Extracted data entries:
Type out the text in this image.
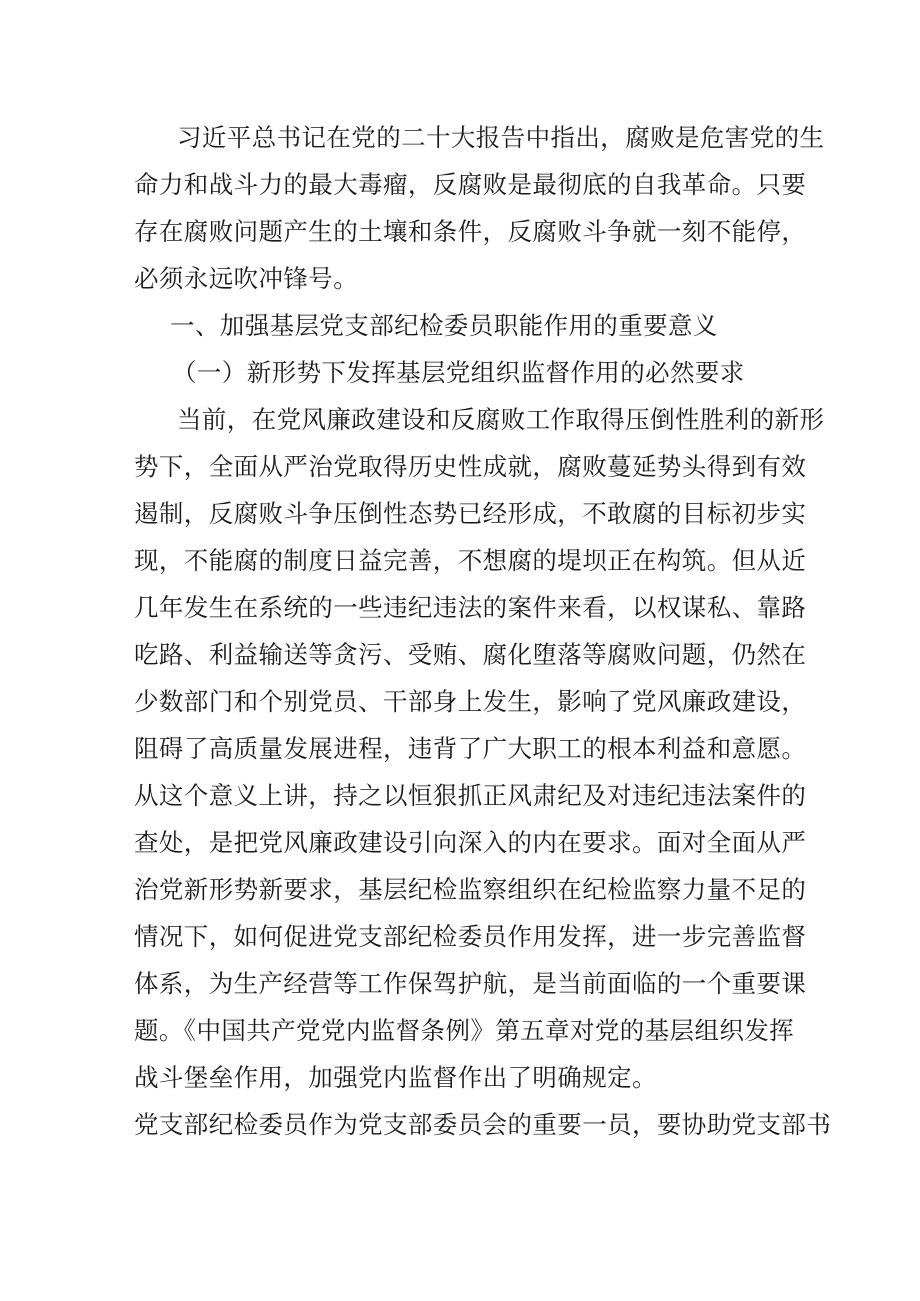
习近平总书记在党的二十大报告中指出，腐败是危害党的生
命力和战斗力的最大毒瘤，反腐败是最彻底的自我革命。只要
存在腐败问题产生的土壤和条件，反腐败斗争就一刻不能停，
必须永远吹冲锋号。
一、加强基层党支部纪检委员职能作用的重要意义
（一）新形势下发挥基层党组织监督作用的必然要求
当前，在党风廉政建设和反腐败工作取得压倒性胜利的新形
势下，全面从严治党取得历史性成就，腐败蔓延势头得到有效
遏制，反腐败斗争压倒性态势已经形成，不敢腐的目标初步实
现，不能腐的制度日益完善，不想腐的堤坝正在构筑。但从近
几年发生在系统的一些违纪违法的案件来看，以权谋私、靠路
吃路、利益输送等贪污、受贿、腐化堕落等腐败问题，仍然在
少数部门和个别党员、干部身上发生，影响了党风廉政建设，
阻碍了高质量发展进程，违背了广大职工的根本利益和意愿。
从这个意义上讲，持之以恒狠抓正风肃纪及对违纪违法案件的
查处，是把党风廉政建设引向深入的内在要求。面对全面从严
治党新形势新要求，基层纪检监察组织在纪检监察力量不足的
情况下，如何促进党支部纪检委员作用发挥，进一步完善监督
体系，为生产经营等工作保驾护航，是当前面临的一个重要课
题。《中国共产党党内监督条例》第五章对党的基层组织发挥
战斗堡垒作用，加强党内监督作出了明确规定。
党支部纪检委员作为党支部委员会的重要一员，要协助党支部书
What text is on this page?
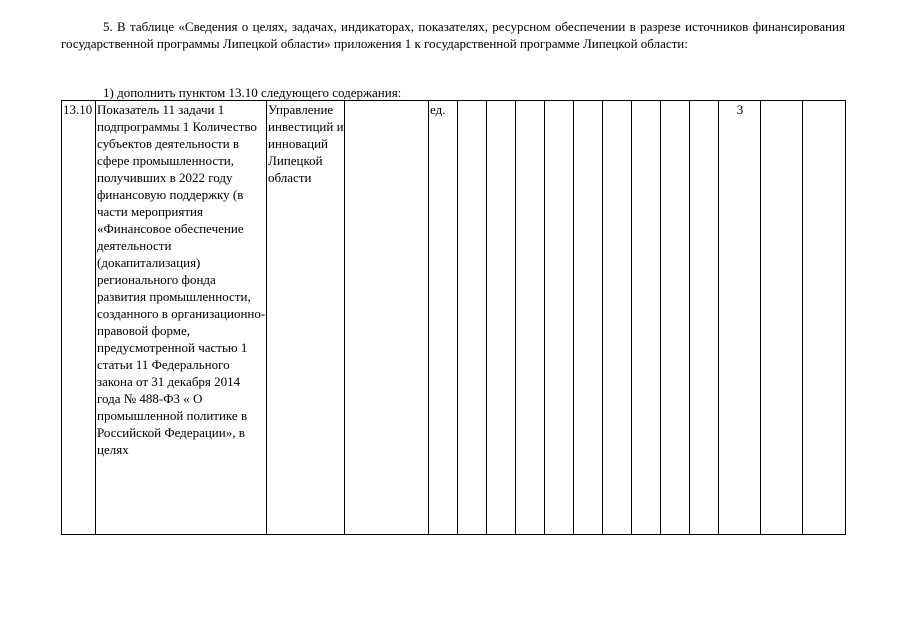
5. В таблице «Сведения о целях, задачах, индикаторах, показателях, ресурсном обеспечении в разрезе источников финансирования государственной программы Липецкой области» приложения 1 к государственной программе Липецкой области:
1) дополнить пунктом 13.10 следующего содержания:
13.10	Показатель 11 задачи 1 подпрограммы 1 Количество субъектов деятельности в сфере промышленности, получивших в 2022 году финансовую поддержку (в части мероприятия «Финансовое обеспечение деятельности (докапитализация) регионального фонда развития промышленности, созданного в организационно-правовой форме, предусмотренной частью 1 статьи 11 Федерального закона от 31 декабря 2014 года № 488-ФЗ « О промышленной политике в Российской Федерации», в целях	Управление инвестиций и инноваций Липецкой области		ед.										3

* **Aim**: What is the number of lines holding the word "text"? State it alone.

* **Finished answer**: 2